● **Aim of the exercise**
Extract every line of the material that holds the string "data".

● **Supplied entries**
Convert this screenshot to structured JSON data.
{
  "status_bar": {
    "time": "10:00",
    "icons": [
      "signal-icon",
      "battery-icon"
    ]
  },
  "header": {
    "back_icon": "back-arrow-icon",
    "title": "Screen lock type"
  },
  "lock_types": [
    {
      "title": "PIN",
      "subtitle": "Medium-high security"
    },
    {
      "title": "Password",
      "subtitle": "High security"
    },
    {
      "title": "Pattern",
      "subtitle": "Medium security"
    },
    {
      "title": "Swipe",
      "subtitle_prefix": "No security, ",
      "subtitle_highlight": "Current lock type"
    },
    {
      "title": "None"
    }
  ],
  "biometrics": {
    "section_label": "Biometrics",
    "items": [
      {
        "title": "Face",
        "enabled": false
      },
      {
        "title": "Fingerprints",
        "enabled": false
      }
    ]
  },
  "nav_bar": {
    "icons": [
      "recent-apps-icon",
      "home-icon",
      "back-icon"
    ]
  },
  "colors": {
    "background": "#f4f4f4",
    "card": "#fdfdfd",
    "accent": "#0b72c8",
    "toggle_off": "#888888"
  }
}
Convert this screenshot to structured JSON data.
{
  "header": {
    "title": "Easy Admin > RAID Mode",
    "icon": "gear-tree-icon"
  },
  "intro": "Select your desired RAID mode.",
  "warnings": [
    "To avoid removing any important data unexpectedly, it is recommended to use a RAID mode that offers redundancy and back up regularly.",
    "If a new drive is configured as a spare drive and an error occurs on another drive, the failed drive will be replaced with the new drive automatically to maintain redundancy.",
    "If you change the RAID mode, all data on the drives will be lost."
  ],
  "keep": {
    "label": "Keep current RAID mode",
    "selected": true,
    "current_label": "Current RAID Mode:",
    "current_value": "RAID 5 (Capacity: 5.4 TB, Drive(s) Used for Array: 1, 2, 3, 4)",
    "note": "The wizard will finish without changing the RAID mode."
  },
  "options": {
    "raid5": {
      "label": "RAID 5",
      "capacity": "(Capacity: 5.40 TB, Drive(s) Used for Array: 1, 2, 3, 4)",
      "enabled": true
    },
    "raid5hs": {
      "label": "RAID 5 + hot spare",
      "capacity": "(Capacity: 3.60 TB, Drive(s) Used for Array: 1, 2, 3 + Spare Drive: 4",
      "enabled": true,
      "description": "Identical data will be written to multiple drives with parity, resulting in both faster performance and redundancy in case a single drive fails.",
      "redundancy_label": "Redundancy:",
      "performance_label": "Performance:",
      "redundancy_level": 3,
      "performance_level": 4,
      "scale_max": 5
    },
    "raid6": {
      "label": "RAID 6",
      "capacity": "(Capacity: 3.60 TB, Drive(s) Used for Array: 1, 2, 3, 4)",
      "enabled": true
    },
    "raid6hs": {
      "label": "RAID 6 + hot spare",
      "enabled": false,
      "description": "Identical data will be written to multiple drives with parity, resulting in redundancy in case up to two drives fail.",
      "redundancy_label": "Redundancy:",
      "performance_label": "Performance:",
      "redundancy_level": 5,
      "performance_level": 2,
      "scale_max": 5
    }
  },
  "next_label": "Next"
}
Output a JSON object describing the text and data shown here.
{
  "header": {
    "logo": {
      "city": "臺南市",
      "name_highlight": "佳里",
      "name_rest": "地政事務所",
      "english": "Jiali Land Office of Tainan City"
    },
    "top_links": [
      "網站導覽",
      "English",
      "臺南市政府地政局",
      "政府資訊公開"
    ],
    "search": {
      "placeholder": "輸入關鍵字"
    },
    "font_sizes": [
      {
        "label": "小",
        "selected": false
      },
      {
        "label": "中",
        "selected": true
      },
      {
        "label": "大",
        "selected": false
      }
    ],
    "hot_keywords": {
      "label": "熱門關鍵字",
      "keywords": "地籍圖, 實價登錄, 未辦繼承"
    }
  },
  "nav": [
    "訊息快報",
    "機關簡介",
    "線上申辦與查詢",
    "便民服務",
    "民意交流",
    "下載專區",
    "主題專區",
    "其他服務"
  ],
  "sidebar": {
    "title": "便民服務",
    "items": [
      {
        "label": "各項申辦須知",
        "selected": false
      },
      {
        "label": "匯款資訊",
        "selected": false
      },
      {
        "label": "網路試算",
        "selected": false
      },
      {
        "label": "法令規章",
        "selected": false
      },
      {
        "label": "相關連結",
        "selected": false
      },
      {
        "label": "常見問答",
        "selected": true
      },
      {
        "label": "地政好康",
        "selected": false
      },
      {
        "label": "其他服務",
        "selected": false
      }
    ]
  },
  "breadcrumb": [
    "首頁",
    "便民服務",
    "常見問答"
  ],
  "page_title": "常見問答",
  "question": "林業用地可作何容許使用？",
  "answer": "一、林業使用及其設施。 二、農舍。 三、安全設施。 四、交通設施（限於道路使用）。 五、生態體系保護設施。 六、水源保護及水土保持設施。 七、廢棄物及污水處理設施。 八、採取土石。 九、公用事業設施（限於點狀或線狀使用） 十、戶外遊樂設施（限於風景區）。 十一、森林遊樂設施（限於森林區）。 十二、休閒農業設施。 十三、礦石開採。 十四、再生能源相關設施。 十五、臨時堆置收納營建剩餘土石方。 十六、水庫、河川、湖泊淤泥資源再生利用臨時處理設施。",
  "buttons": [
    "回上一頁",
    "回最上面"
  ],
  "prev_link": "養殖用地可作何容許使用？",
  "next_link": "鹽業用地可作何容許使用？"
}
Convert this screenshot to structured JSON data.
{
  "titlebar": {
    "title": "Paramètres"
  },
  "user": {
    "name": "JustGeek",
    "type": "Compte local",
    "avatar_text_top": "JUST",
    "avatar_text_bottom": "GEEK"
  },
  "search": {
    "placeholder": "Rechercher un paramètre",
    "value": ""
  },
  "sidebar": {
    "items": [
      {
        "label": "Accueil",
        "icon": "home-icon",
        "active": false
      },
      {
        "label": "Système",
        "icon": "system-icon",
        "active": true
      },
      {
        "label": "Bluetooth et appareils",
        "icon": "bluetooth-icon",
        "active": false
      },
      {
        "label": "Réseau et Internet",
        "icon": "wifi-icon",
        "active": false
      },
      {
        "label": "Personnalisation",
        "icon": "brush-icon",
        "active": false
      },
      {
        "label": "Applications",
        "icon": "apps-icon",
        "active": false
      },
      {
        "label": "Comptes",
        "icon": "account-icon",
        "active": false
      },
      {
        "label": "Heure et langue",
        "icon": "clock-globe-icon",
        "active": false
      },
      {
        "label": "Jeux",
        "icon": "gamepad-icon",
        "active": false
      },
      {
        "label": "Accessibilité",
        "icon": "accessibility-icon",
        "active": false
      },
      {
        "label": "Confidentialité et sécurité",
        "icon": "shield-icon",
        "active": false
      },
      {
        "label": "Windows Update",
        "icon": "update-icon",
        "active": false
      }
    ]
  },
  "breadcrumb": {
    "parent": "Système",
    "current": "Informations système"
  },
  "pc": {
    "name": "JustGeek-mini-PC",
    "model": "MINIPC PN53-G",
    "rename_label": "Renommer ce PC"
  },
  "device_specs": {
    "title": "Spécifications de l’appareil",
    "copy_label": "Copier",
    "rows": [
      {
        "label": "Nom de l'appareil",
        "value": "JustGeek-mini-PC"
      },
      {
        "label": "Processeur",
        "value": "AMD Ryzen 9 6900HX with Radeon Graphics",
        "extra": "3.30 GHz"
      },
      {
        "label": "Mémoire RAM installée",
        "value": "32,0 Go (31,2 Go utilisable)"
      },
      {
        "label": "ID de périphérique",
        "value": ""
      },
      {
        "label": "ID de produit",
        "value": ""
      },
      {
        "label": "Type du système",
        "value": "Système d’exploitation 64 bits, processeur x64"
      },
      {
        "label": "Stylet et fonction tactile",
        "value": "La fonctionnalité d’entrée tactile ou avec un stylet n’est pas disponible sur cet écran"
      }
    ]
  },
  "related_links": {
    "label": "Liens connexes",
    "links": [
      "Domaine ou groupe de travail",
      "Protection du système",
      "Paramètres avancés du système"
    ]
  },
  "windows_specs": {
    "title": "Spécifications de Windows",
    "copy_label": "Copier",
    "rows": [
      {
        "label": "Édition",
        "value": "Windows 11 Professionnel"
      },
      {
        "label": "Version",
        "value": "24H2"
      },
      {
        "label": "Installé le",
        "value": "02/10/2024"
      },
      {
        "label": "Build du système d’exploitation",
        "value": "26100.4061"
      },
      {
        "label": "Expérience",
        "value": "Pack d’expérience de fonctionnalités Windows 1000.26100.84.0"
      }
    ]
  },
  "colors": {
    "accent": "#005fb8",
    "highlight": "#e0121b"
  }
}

● **Worked solution**
Convert this screenshot to structured JSON data.
Convert this screenshot to structured JSON data.
    "To avoid removing any important data unexpectedly, it is recommended to use a RAID mode that offers redundancy and back up regularly.",
    "If you change the RAID mode, all data on the drives will be lost."
      "description": "Identical data will be written to multiple drives with parity, resulting in both faster performance and redundancy in case a single drive fails.",
      "description": "Identical data will be written to multiple drives with parity, resulting in redundancy in case up to two drives fail.",
Output a JSON object describing the text and data shown here.
Convert this screenshot to structured JSON data.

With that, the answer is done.